++++ Given entries ++++

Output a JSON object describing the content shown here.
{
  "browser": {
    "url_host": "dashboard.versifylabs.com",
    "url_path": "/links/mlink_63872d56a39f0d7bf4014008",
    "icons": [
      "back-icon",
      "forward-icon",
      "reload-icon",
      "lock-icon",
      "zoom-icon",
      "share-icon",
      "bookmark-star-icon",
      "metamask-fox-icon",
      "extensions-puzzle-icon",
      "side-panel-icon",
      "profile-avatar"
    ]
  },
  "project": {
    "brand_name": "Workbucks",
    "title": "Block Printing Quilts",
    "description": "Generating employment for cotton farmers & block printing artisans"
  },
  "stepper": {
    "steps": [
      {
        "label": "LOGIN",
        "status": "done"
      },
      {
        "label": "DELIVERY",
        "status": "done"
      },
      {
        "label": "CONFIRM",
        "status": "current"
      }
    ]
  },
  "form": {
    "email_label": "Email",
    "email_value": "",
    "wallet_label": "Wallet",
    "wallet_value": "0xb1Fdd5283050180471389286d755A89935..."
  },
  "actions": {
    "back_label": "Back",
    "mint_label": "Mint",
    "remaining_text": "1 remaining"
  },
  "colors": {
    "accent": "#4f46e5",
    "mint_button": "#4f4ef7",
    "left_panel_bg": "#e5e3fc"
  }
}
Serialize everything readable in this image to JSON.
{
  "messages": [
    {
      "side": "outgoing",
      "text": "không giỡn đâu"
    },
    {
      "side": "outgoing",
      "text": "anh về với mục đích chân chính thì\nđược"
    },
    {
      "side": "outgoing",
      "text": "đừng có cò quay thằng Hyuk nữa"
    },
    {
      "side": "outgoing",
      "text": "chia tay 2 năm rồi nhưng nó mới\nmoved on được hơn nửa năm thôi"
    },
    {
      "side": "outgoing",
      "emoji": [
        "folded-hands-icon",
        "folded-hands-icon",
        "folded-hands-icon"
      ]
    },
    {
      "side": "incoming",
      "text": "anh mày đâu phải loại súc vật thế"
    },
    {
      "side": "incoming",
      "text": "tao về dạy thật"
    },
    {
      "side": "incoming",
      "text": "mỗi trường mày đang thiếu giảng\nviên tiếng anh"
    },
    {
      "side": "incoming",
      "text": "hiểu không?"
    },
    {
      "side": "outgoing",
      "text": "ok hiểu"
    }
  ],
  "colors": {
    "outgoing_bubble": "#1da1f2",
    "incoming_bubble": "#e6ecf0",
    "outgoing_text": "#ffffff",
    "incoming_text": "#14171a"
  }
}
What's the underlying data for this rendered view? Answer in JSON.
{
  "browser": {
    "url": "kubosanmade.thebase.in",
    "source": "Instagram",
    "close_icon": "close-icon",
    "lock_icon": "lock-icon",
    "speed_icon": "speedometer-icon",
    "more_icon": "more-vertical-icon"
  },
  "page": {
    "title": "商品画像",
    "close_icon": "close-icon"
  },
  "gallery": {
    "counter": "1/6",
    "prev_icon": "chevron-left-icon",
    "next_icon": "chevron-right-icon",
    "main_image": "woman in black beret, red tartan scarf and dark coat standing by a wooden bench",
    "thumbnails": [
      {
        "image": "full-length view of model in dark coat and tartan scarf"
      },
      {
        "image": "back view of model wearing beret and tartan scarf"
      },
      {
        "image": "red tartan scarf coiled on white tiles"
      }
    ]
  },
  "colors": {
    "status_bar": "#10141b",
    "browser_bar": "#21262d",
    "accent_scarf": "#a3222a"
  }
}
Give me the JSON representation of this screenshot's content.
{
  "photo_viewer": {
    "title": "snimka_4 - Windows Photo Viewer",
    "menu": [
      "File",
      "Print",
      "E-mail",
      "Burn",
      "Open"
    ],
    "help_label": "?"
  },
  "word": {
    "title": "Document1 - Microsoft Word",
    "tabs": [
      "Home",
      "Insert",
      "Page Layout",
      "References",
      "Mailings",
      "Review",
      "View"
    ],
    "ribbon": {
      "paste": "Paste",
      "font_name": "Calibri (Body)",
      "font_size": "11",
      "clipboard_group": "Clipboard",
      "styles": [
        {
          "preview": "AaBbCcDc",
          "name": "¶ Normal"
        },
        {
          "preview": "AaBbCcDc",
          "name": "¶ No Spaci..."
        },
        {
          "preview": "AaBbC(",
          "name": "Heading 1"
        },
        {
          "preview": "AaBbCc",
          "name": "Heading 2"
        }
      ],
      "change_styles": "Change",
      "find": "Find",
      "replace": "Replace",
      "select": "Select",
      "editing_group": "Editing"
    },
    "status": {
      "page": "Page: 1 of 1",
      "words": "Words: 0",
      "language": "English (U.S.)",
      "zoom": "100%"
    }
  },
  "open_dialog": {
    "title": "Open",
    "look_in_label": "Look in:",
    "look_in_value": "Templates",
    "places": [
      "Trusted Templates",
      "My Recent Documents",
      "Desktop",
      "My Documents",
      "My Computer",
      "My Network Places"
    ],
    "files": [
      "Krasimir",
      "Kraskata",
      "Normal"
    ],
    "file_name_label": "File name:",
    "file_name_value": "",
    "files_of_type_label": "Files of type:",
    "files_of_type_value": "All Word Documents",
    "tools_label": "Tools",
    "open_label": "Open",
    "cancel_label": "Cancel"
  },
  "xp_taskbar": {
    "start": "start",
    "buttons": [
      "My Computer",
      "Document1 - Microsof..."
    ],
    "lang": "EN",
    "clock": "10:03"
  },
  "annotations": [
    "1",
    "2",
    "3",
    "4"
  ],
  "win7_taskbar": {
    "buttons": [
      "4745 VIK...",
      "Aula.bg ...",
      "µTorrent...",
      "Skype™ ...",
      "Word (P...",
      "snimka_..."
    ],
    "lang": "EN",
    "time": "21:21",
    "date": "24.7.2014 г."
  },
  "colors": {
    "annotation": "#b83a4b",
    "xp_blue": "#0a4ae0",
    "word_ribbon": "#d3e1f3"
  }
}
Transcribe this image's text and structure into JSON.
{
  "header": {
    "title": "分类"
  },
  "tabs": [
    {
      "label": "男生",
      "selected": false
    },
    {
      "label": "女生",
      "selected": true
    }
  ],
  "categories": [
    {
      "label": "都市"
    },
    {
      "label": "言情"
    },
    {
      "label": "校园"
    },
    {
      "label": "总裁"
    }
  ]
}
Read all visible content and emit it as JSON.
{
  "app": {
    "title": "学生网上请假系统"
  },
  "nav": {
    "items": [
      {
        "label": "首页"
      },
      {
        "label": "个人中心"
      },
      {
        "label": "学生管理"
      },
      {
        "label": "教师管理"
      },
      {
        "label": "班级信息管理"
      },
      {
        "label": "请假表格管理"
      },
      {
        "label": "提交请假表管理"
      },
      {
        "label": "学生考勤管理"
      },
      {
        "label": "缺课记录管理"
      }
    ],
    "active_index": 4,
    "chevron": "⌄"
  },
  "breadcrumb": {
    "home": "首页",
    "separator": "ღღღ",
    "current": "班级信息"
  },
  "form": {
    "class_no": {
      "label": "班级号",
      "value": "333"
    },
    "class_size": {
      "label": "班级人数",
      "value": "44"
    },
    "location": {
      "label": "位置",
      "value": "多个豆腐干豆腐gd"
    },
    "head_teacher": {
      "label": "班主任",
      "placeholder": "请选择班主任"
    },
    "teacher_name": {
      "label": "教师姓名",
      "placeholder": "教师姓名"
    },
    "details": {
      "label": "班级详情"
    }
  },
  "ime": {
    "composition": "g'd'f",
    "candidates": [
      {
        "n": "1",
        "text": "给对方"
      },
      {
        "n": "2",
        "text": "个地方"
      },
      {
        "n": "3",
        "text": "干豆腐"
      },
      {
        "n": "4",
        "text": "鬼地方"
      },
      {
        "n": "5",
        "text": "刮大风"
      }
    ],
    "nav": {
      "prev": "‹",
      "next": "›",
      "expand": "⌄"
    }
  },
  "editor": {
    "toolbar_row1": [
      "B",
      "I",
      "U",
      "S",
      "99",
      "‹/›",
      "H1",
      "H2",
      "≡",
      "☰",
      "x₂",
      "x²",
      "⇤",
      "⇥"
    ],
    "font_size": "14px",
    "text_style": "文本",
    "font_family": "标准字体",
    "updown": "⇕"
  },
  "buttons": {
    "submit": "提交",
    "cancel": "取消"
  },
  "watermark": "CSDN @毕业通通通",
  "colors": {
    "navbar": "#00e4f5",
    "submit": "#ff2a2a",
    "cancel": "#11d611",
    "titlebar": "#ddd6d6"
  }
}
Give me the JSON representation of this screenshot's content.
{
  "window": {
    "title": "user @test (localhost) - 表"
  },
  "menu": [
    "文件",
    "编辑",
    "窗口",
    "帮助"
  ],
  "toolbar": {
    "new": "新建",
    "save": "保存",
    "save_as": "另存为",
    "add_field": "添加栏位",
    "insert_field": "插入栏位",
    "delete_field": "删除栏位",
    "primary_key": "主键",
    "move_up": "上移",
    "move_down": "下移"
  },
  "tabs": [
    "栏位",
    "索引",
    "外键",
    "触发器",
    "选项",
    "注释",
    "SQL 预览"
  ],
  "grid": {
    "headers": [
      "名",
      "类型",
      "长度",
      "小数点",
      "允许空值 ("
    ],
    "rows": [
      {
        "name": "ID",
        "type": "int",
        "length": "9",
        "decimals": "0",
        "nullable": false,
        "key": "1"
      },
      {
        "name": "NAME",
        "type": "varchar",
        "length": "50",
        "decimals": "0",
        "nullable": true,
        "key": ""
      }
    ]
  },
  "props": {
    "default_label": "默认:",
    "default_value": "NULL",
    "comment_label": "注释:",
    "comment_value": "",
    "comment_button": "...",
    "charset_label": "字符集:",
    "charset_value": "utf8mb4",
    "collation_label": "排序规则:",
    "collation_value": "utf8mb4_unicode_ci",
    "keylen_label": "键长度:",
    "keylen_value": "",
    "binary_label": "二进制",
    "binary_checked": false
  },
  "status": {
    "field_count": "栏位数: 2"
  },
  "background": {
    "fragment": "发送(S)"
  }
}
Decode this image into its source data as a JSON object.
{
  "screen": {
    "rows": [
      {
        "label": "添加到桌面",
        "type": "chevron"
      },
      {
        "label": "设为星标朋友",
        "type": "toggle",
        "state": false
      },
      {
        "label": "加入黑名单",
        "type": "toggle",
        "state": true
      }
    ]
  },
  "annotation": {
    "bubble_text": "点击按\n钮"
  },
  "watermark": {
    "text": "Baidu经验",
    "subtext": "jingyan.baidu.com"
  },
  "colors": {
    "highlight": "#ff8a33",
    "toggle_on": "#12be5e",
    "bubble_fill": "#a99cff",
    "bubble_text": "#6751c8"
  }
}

++++

What is being asked: Find the lines containing "tartan" and pull them out.

Solution:
    "main_image": "woman in black beret, red tartan scarf and dark coat standing by a wooden bench",
        "image": "full-length view of model in dark coat and tartan scarf"
        "image": "back view of model wearing beret and tartan scarf"
        "image": "red tartan scarf coiled on white tiles"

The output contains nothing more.